**Work to do:** Your task is to repeat the entries word for word while leaving out the pictures.
==*==
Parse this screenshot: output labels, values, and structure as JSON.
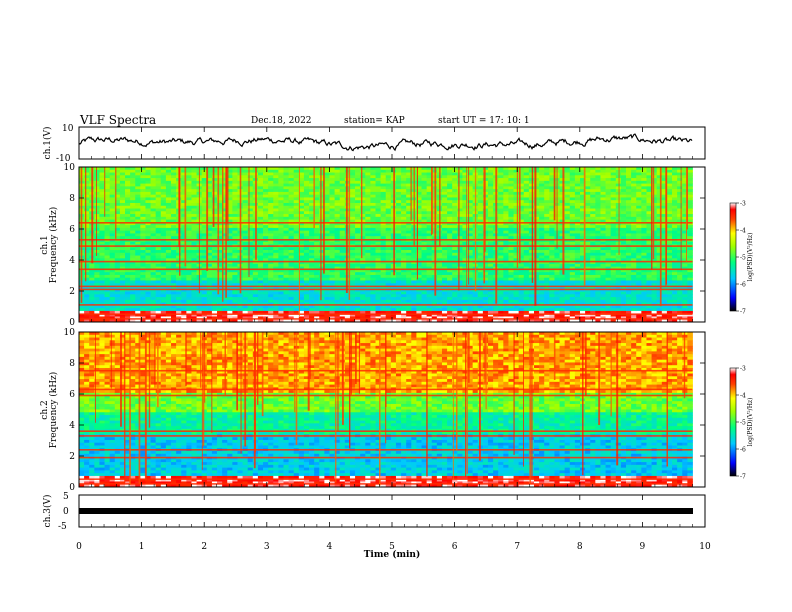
{
  "header": {
    "title": "VLF Spectra",
    "date": "Dec.18, 2022",
    "station": "station= KAP",
    "start": "start  UT  =   17: 10: 1"
  },
  "chart_data": [
    {
      "type": "line",
      "name": "ch1-waveform",
      "ylabel": "ch.1(V)",
      "ylim": [
        -10,
        10
      ],
      "yticks": [
        "10",
        "-10"
      ],
      "xlim": [
        0,
        10
      ]
    },
    {
      "type": "heatmap",
      "name": "ch1-spectrogram",
      "ylabel": "ch.1\nFrequency (kHz)",
      "ylim": [
        0,
        10
      ],
      "yticks": [
        "0",
        "2",
        "4",
        "6",
        "8",
        "10"
      ],
      "colorbar": {
        "label": "log(PSD)(V²/Hz)",
        "range": [
          -7,
          -3
        ],
        "ticks": [
          "-3",
          "-4",
          "-5",
          "-6",
          "-7"
        ]
      },
      "bands_khz": [
        0.2,
        0.5,
        1.1,
        2.1,
        2.3,
        3.4,
        3.9,
        4.9,
        5.3,
        6.4
      ]
    },
    {
      "type": "heatmap",
      "name": "ch2-spectrogram",
      "ylabel": "ch.2\nFrequency (kHz)",
      "ylim": [
        0,
        10
      ],
      "yticks": [
        "0",
        "2",
        "4",
        "6",
        "8",
        "10"
      ],
      "colorbar": {
        "label": "log(PSD)(V²/Hz)",
        "range": [
          -7,
          -3
        ],
        "ticks": [
          "-3",
          "-4",
          "-5",
          "-6",
          "-7"
        ]
      },
      "bands_khz": [
        0.2,
        0.5,
        1.9,
        2.4,
        3.3,
        3.6,
        5.9,
        6.3,
        7.5
      ]
    },
    {
      "type": "line",
      "name": "ch3-waveform",
      "ylabel": "ch.3(V)",
      "ylim": [
        -5,
        5
      ],
      "yticks": [
        "5",
        "0",
        "-5"
      ],
      "xlim": [
        0,
        10
      ]
    }
  ],
  "xaxis": {
    "label": "Time  (min)",
    "ticks": [
      "0",
      "1",
      "2",
      "3",
      "4",
      "5",
      "6",
      "7",
      "8",
      "9",
      "10"
    ],
    "range": [
      0,
      10
    ],
    "data_end_min": 9.8
  }
}
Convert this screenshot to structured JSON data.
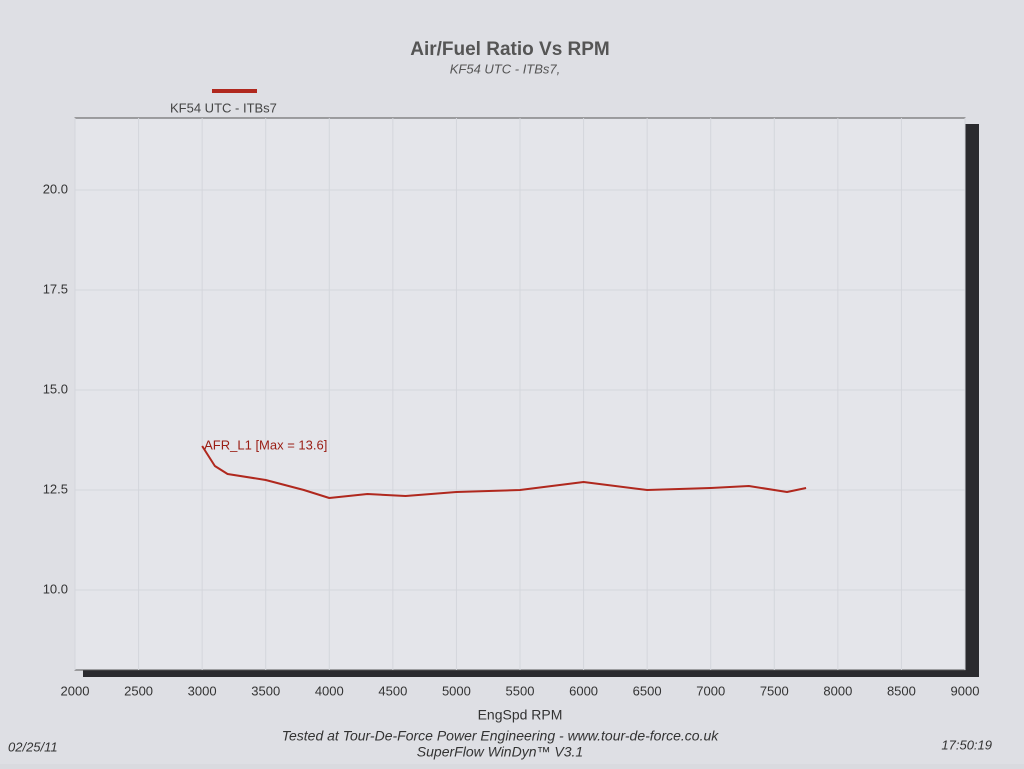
{
  "chart_data": {
    "type": "line",
    "title": "Air/Fuel Ratio Vs RPM",
    "subtitle": "KF54 UTC - ITBs7,",
    "x_label": "EngSpd RPM",
    "annotation": "AFR_L1 [Max = 13.6]",
    "footer": [
      "Tested at Tour-De-Force Power Engineering - www.tour-de-force.co.uk",
      "SuperFlow WinDyn™ V3.1"
    ],
    "date": "02/25/11",
    "time": "17:50:19",
    "x": [
      3000,
      3100,
      3200,
      3500,
      3800,
      4000,
      4300,
      4600,
      5000,
      5500,
      6000,
      6500,
      7000,
      7300,
      7600,
      7750
    ],
    "series": [
      {
        "name": "KF54 UTC - ITBs7",
        "color": "#b0281e",
        "values": [
          13.6,
          13.1,
          12.9,
          12.75,
          12.5,
          12.3,
          12.4,
          12.35,
          12.45,
          12.5,
          12.7,
          12.5,
          12.55,
          12.6,
          12.45,
          12.55
        ]
      }
    ],
    "xlim": [
      2000,
      9000
    ],
    "xticks": [
      2000,
      2500,
      3000,
      3500,
      4000,
      4500,
      5000,
      5500,
      6000,
      6500,
      7000,
      7500,
      8000,
      8500,
      9000
    ],
    "ylim": [
      8,
      21.8
    ],
    "yticks": [
      {
        "value": 10,
        "label": "10.0"
      },
      {
        "value": 12.5,
        "label": "12.5"
      },
      {
        "value": 15,
        "label": "15.0"
      },
      {
        "value": 17.5,
        "label": "17.5"
      },
      {
        "value": 20,
        "label": "20.0"
      }
    ],
    "grid": true
  }
}
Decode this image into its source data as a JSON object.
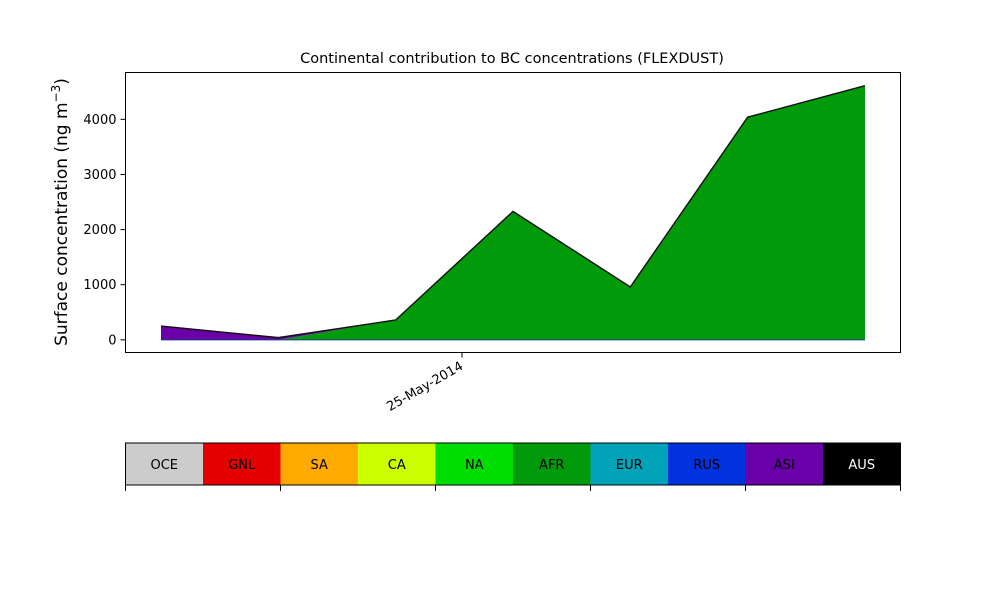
{
  "chart_data": [
    {
      "type": "area",
      "stacked": true,
      "title": "Continental contribution to BC concentrations (FLEXDUST)",
      "ylabel": "Surface concentration (ng m",
      "ylabel_sup": "−3",
      "ylabel_close": ")",
      "x_tick_labels": [
        "25-May-2014"
      ],
      "ylim": [
        -230,
        4850
      ],
      "y_ticks": [
        0,
        1000,
        2000,
        3000,
        4000
      ],
      "grid": false,
      "points_count_note": "",
      "series": [
        {
          "key": "AFR",
          "color": "#009a0a",
          "values": [
            0,
            0,
            360,
            2330,
            960,
            4040,
            4610
          ]
        },
        {
          "key": "ASI",
          "color": "#6a00a8",
          "values": [
            250,
            40,
            0,
            0,
            0,
            0,
            0
          ]
        }
      ]
    },
    {
      "type": "legend-colorbar",
      "entries": [
        {
          "label": "OCE",
          "color": "#cccccc",
          "text_color": "#000000"
        },
        {
          "label": "GNL",
          "color": "#e50000",
          "text_color": "#000000"
        },
        {
          "label": "SA",
          "color": "#ffaa00",
          "text_color": "#000000"
        },
        {
          "label": "CA",
          "color": "#ccff00",
          "text_color": "#000000"
        },
        {
          "label": "NA",
          "color": "#00dd00",
          "text_color": "#000000"
        },
        {
          "label": "AFR",
          "color": "#009a0a",
          "text_color": "#000000"
        },
        {
          "label": "EUR",
          "color": "#00a3b8",
          "text_color": "#000000"
        },
        {
          "label": "RUS",
          "color": "#0033dd",
          "text_color": "#000000"
        },
        {
          "label": "ASI",
          "color": "#6a00a8",
          "text_color": "#000000"
        },
        {
          "label": "AUS",
          "color": "#000000",
          "text_color": "#ffffff"
        }
      ]
    }
  ]
}
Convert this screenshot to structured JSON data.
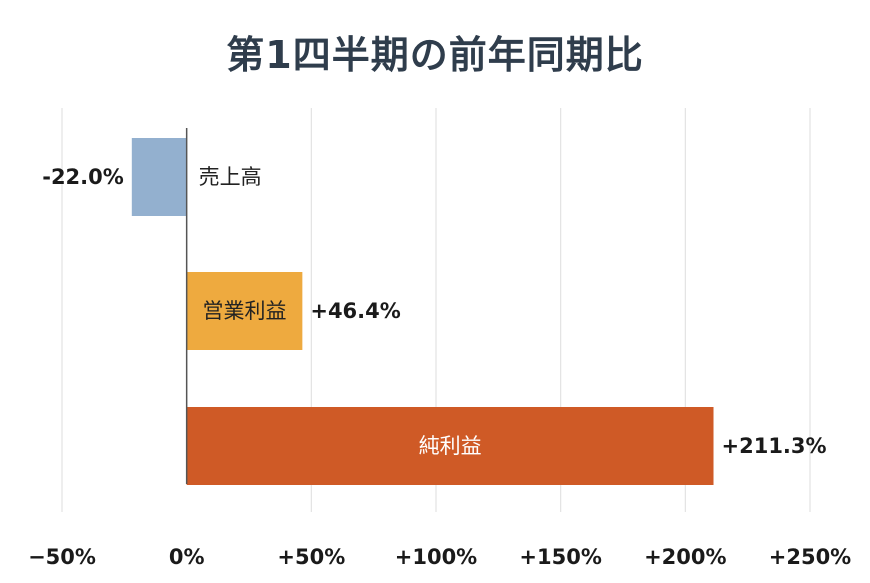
{
  "chart_data": {
    "type": "bar",
    "orientation": "horizontal",
    "title": "第1四半期の前年同期比",
    "xlabel": "",
    "ylabel": "",
    "xlim": [
      -50,
      250
    ],
    "x_ticks": [
      -50,
      0,
      50,
      100,
      150,
      200,
      250
    ],
    "x_tick_labels": [
      "−50%",
      "0%",
      "+50%",
      "+100%",
      "+150%",
      "+200%",
      "+250%"
    ],
    "grid": "vertical",
    "legend": "none",
    "categories": [
      "売上高",
      "営業利益",
      "純利益"
    ],
    "values": [
      -22.0,
      46.4,
      211.3
    ],
    "value_labels": [
      "-22.0%",
      "+46.4%",
      "+211.3%"
    ],
    "colors": [
      "#93b0cf",
      "#eeaa3f",
      "#cf5a26"
    ],
    "category_label_colors": [
      "#222222",
      "#222222",
      "#ffffff"
    ]
  }
}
==*==
**Result of the exercise:**
Parse this screenshot: output labels, values, and structure as JSON.
{
  "header": {
    "title": "VLF Spectra",
    "date": "Dec.18, 2022",
    "station": "station= KAP",
    "start": "start  UT  =   17: 10: 1"
  },
  "chart_data": [
    {
      "type": "line",
      "name": "ch1-waveform",
      "ylabel": "ch.1(V)",
      "ylim": [
        -10,
        10
      ],
      "yticks": [
        "10",
        "-10"
      ],
      "xlim": [
        0,
        10
      ]
    },
    {
      "type": "heatmap",
      "name": "ch1-spectrogram",
      "ylabel": "ch.1\nFrequency (kHz)",
      "ylim": [
        0,
        10
      ],
      "yticks": [
        "0",
        "2",
        "4",
        "6",
        "8",
        "10"
      ],
      "colorbar": {
        "label": "log(PSD)(V²/Hz)",
        "range": [
          -7,
          -3
        ],
        "ticks": [
          "-3",
          "-4",
          "-5",
          "-6",
          "-7"
        ]
      },
      "bands_khz": [
        0.2,
        0.5,
        1.1,
        2.1,
        2.3,
        3.4,
        3.9,
        4.9,
        5.3,
        6.4
      ]
    },
    {
      "type": "heatmap",
      "name": "ch2-spectrogram",
      "ylabel": "ch.2\nFrequency (kHz)",
      "ylim": [
        0,
        10
      ],
      "yticks": [
        "0",
        "2",
        "4",
        "6",
        "8",
        "10"
      ],
      "colorbar": {
        "label": "log(PSD)(V²/Hz)",
        "range": [
          -7,
          -3
        ],
        "ticks": [
          "-3",
          "-4",
          "-5",
          "-6",
          "-7"
        ]
      },
      "bands_khz": [
        0.2,
        0.5,
        1.9,
        2.4,
        3.3,
        3.6,
        5.9,
        6.3,
        7.5
      ]
    },
    {
      "type": "line",
      "name": "ch3-waveform",
      "ylabel": "ch.3(V)",
      "ylim": [
        -5,
        5
      ],
      "yticks": [
        "5",
        "0",
        "-5"
      ],
      "xlim": [
        0,
        10
      ]
    }
  ],
  "xaxis": {
    "label": "Time  (min)",
    "ticks": [
      "0",
      "1",
      "2",
      "3",
      "4",
      "5",
      "6",
      "7",
      "8",
      "9",
      "10"
    ],
    "range": [
      0,
      10
    ],
    "data_end_min": 9.8
  }
}
Convert this screenshot to structured JSON data.
{
  "chart_data": {
    "type": "line",
    "title": "Air/Fuel Ratio Vs RPM",
    "subtitle": "KF54 UTC - ITBs7,",
    "x_label": "EngSpd RPM",
    "annotation": "AFR_L1 [Max = 13.6]",
    "footer": [
      "Tested at Tour-De-Force Power Engineering - www.tour-de-force.co.uk",
      "SuperFlow WinDyn™ V3.1"
    ],
    "date": "02/25/11",
    "time": "17:50:19",
    "x": [
      3000,
      3100,
      3200,
      3500,
      3800,
      4000,
      4300,
      4600,
      5000,
      5500,
      6000,
      6500,
      7000,
      7300,
      7600,
      7750
    ],
    "series": [
      {
        "name": "KF54 UTC - ITBs7",
        "color": "#b0281e",
        "values": [
          13.6,
          13.1,
          12.9,
          12.75,
          12.5,
          12.3,
          12.4,
          12.35,
          12.45,
          12.5,
          12.7,
          12.5,
          12.55,
          12.6,
          12.45,
          12.55
        ]
      }
    ],
    "xlim": [
      2000,
      9000
    ],
    "xticks": [
      2000,
      2500,
      3000,
      3500,
      4000,
      4500,
      5000,
      5500,
      6000,
      6500,
      7000,
      7500,
      8000,
      8500,
      9000
    ],
    "ylim": [
      8,
      21.8
    ],
    "yticks": [
      {
        "value": 10,
        "label": "10.0"
      },
      {
        "value": 12.5,
        "label": "12.5"
      },
      {
        "value": 15,
        "label": "15.0"
      },
      {
        "value": 17.5,
        "label": "17.5"
      },
      {
        "value": 20,
        "label": "20.0"
      }
    ],
    "grid": true
  }
}
Decode this image into its source data as a JSON object.
{
  "chart_data": [
    {
      "type": "area",
      "stacked": true,
      "title": "Continental contribution to BC concentrations (FLEXDUST)",
      "ylabel": "Surface concentration (ng m",
      "ylabel_sup": "−3",
      "ylabel_close": ")",
      "x_tick_labels": [
        "25-May-2014"
      ],
      "ylim": [
        -230,
        4850
      ],
      "y_ticks": [
        0,
        1000,
        2000,
        3000,
        4000
      ],
      "grid": false,
      "points_count_note": "",
      "series": [
        {
          "key": "AFR",
          "color": "#009a0a",
          "values": [
            0,
            0,
            360,
            2330,
            960,
            4040,
            4610
          ]
        },
        {
          "key": "ASI",
          "color": "#6a00a8",
          "values": [
            250,
            40,
            0,
            0,
            0,
            0,
            0
          ]
        }
      ]
    },
    {
      "type": "legend-colorbar",
      "entries": [
        {
          "label": "OCE",
          "color": "#cccccc",
          "text_color": "#000000"
        },
        {
          "label": "GNL",
          "color": "#e50000",
          "text_color": "#000000"
        },
        {
          "label": "SA",
          "color": "#ffaa00",
          "text_color": "#000000"
        },
        {
          "label": "CA",
          "color": "#ccff00",
          "text_color": "#000000"
        },
        {
          "label": "NA",
          "color": "#00dd00",
          "text_color": "#000000"
        },
        {
          "label": "AFR",
          "color": "#009a0a",
          "text_color": "#000000"
        },
        {
          "label": "EUR",
          "color": "#00a3b8",
          "text_color": "#000000"
        },
        {
          "label": "RUS",
          "color": "#0033dd",
          "text_color": "#000000"
        },
        {
          "label": "ASI",
          "color": "#6a00a8",
          "text_color": "#000000"
        },
        {
          "label": "AUS",
          "color": "#000000",
          "text_color": "#ffffff"
        }
      ]
    }
  ]
}
Convert this screenshot to structured JSON data.
{
  "chart_data": {
    "type": "bar",
    "orientation": "horizontal",
    "title": "第1四半期の前年同期比",
    "xlabel": "",
    "ylabel": "",
    "xlim": [
      -50,
      250
    ],
    "x_ticks": [
      -50,
      0,
      50,
      100,
      150,
      200,
      250
    ],
    "x_tick_labels": [
      "−50%",
      "0%",
      "+50%",
      "+100%",
      "+150%",
      "+200%",
      "+250%"
    ],
    "grid": "vertical",
    "legend": "none",
    "categories": [
      "売上高",
      "営業利益",
      "純利益"
    ],
    "values": [
      -22.0,
      46.4,
      211.3
    ],
    "value_labels": [
      "-22.0%",
      "+46.4%",
      "+211.3%"
    ],
    "colors": [
      "#93b0cf",
      "#eeaa3f",
      "#cf5a26"
    ],
    "category_label_colors": [
      "#222222",
      "#222222",
      "#ffffff"
    ]
  }
}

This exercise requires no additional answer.